• GIVEN EXERCISE
Give an exact transcription of every line, dropping the images.

---- DATA ROWS

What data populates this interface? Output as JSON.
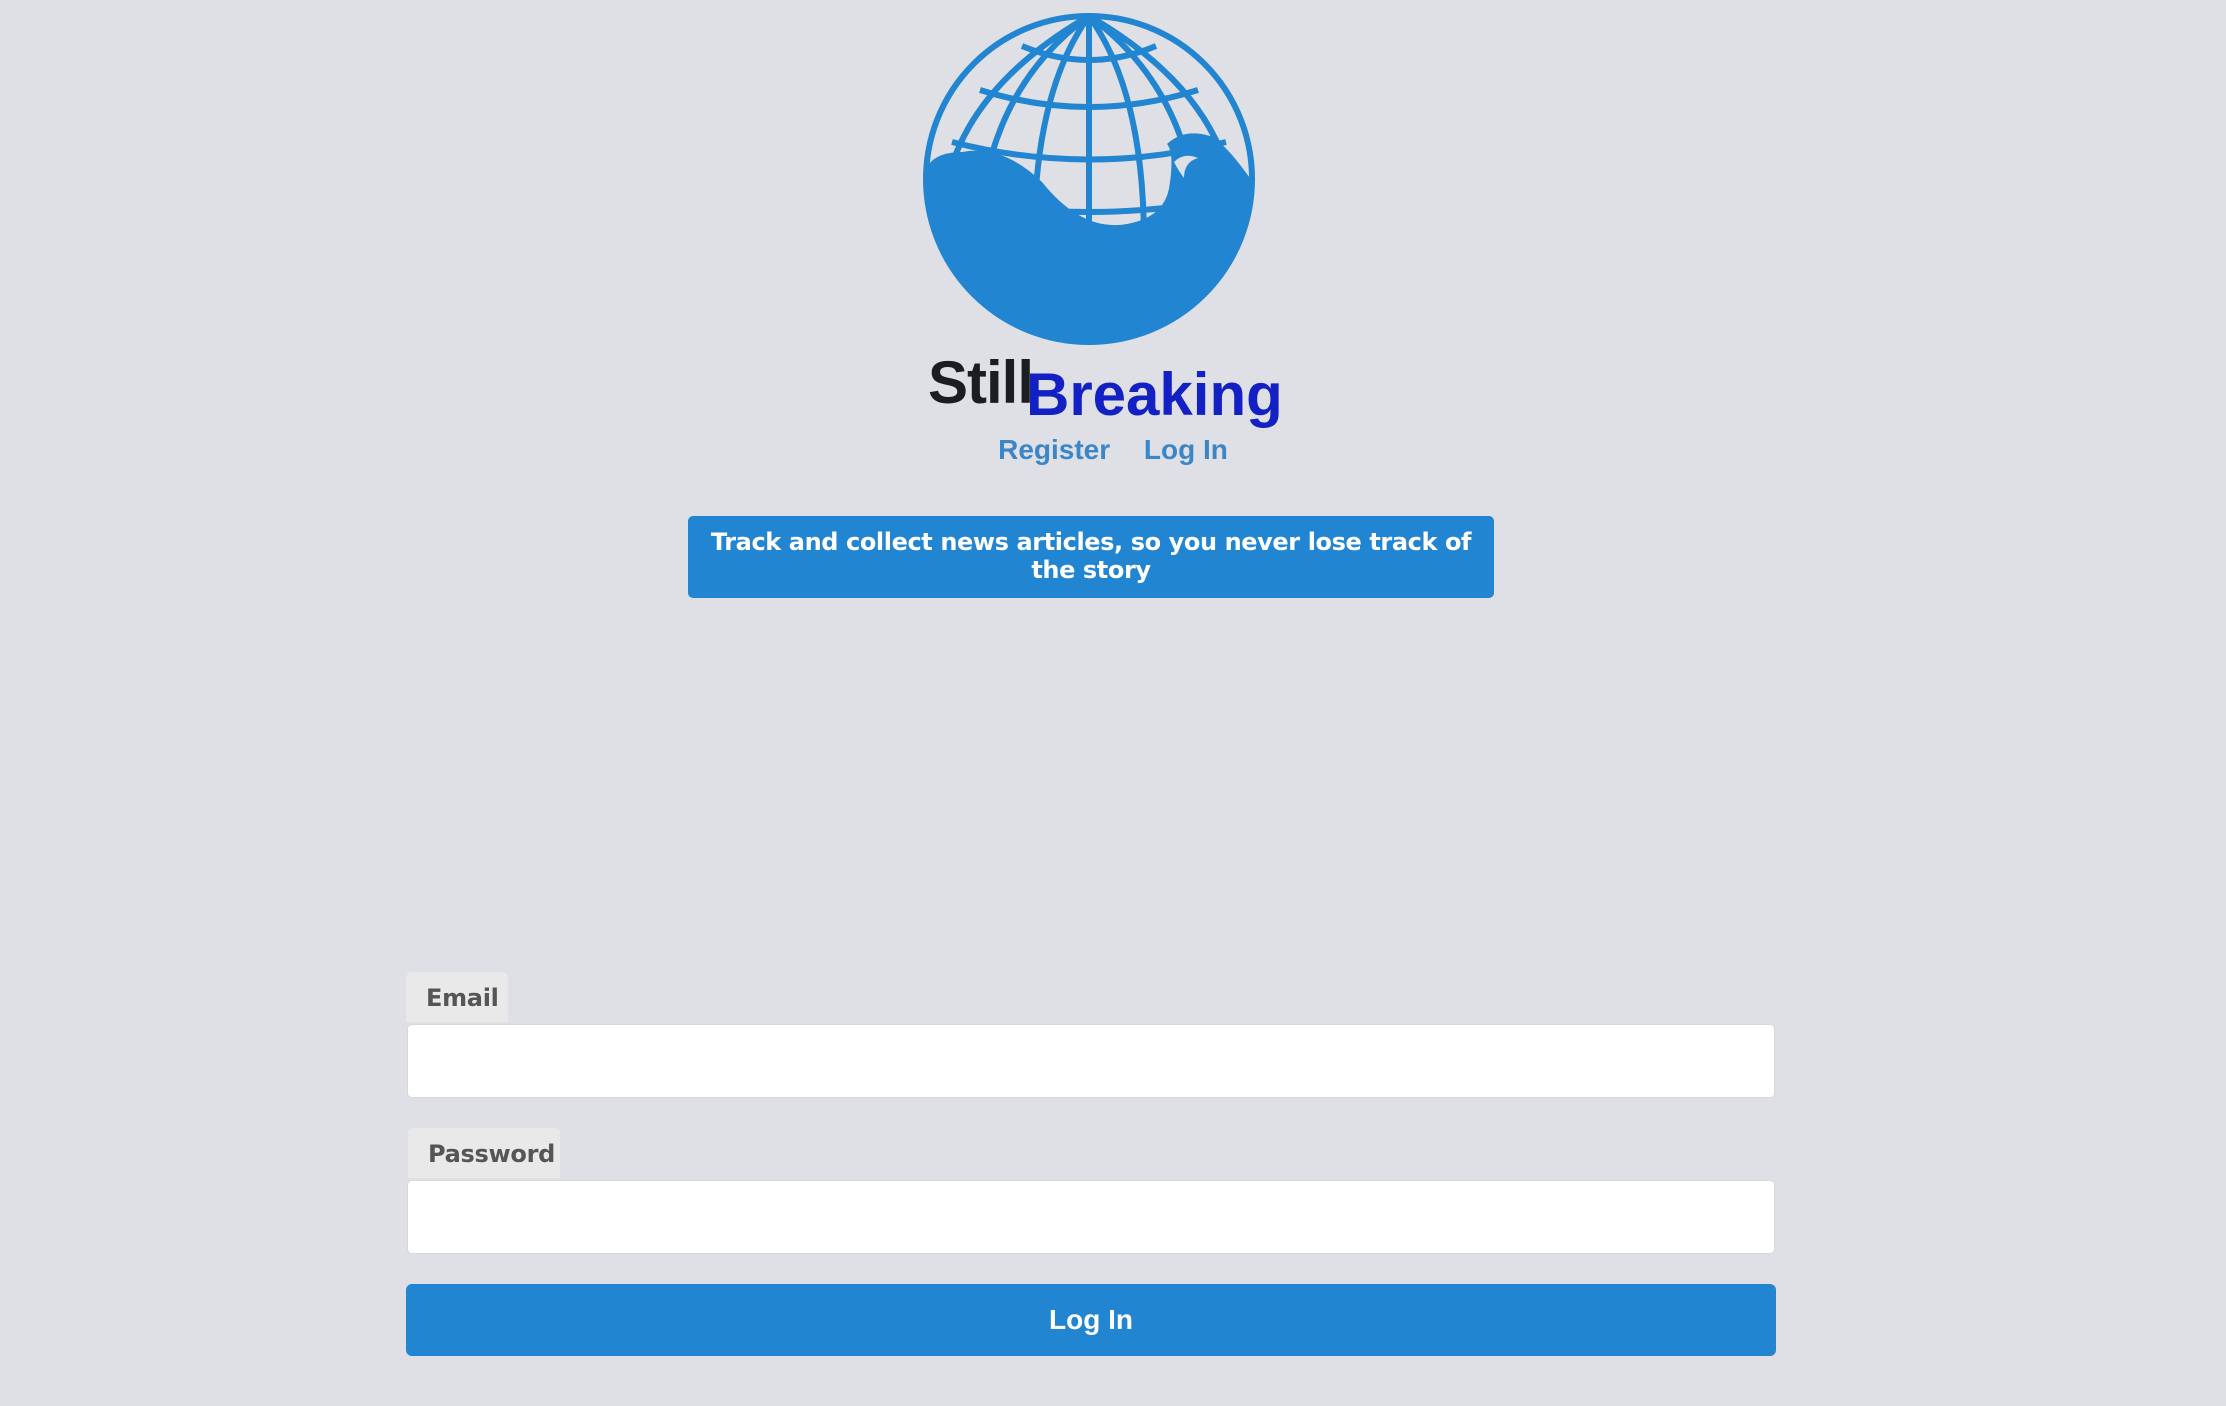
{
  "brand": {
    "still": "Still",
    "breaking": "Breaking",
    "logo_icon": "globe-wave-icon",
    "logo_color": "#2285d1"
  },
  "nav": {
    "register": "Register",
    "login": "Log In"
  },
  "tagline": "Track and collect news articles, so you never lose track of the story",
  "form": {
    "email_label": "Email",
    "email_value": "",
    "password_label": "Password",
    "password_value": "",
    "submit_label": "Log In"
  },
  "colors": {
    "background": "#dee0e5",
    "accent": "#2285d1",
    "brand_dark": "#1b1d20",
    "brand_blue": "#1320c3",
    "nav_link": "#3b86c8"
  }
}
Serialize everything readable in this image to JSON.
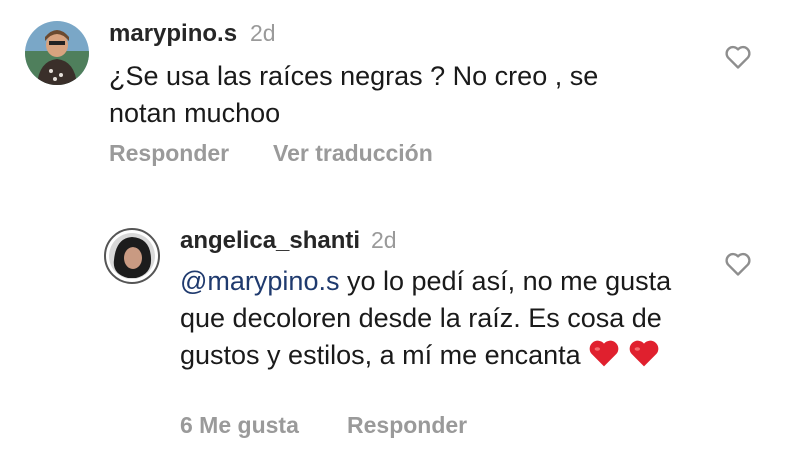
{
  "comments": [
    {
      "username": "marypino.s",
      "time": "2d",
      "text": "¿Se usa las raíces negras ? No creo , se notan muchoo",
      "actions": {
        "reply": "Responder",
        "translate": "Ver traducción"
      },
      "icons": {
        "avatar": "avatar-photo",
        "like": "heart-outline-icon"
      }
    },
    {
      "username": "angelica_shanti",
      "time": "2d",
      "mention": "@marypino.s",
      "text": " yo lo pedí así, no me gusta que decoloren desde la raíz. Es cosa de gustos y estilos, a mí me encanta",
      "emoji": [
        "red-heart-emoji",
        "red-heart-emoji"
      ],
      "likes_label": "6 Me gusta",
      "actions": {
        "reply": "Responder"
      },
      "icons": {
        "avatar": "avatar-photo-story-ring",
        "like": "heart-outline-icon"
      }
    }
  ],
  "colors": {
    "secondary_text": "#9a9a9a",
    "mention": "#1f3a6e",
    "heart_emoji": "#e0202e"
  }
}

--------

• SOLUTION TO THE PROBLEM
What data populates this interface? Output as JSON.
{
  "brand": {
    "still": "Still",
    "breaking": "Breaking",
    "logo_icon": "globe-wave-icon",
    "logo_color": "#2285d1"
  },
  "nav": {
    "register": "Register",
    "login": "Log In"
  },
  "tagline": "Track and collect news articles, so you never lose track of the story",
  "form": {
    "email_label": "Email",
    "email_value": "",
    "password_label": "Password",
    "password_value": "",
    "submit_label": "Log In"
  },
  "colors": {
    "background": "#dee0e5",
    "accent": "#2285d1",
    "brand_dark": "#1b1d20",
    "brand_blue": "#1320c3",
    "nav_link": "#3b86c8"
  }
}
Serialize everything readable in this image to JSON.
{
  "comments": [
    {
      "username": "marypino.s",
      "time": "2d",
      "text": "¿Se usa las raíces negras ? No creo , se notan muchoo",
      "actions": {
        "reply": "Responder",
        "translate": "Ver traducción"
      },
      "icons": {
        "avatar": "avatar-photo",
        "like": "heart-outline-icon"
      }
    },
    {
      "username": "angelica_shanti",
      "time": "2d",
      "mention": "@marypino.s",
      "text": " yo lo pedí así, no me gusta que decoloren desde la raíz. Es cosa de gustos y estilos, a mí me encanta",
      "emoji": [
        "red-heart-emoji",
        "red-heart-emoji"
      ],
      "likes_label": "6 Me gusta",
      "actions": {
        "reply": "Responder"
      },
      "icons": {
        "avatar": "avatar-photo-story-ring",
        "like": "heart-outline-icon"
      }
    }
  ],
  "colors": {
    "secondary_text": "#9a9a9a",
    "mention": "#1f3a6e",
    "heart_emoji": "#e0202e"
  }
}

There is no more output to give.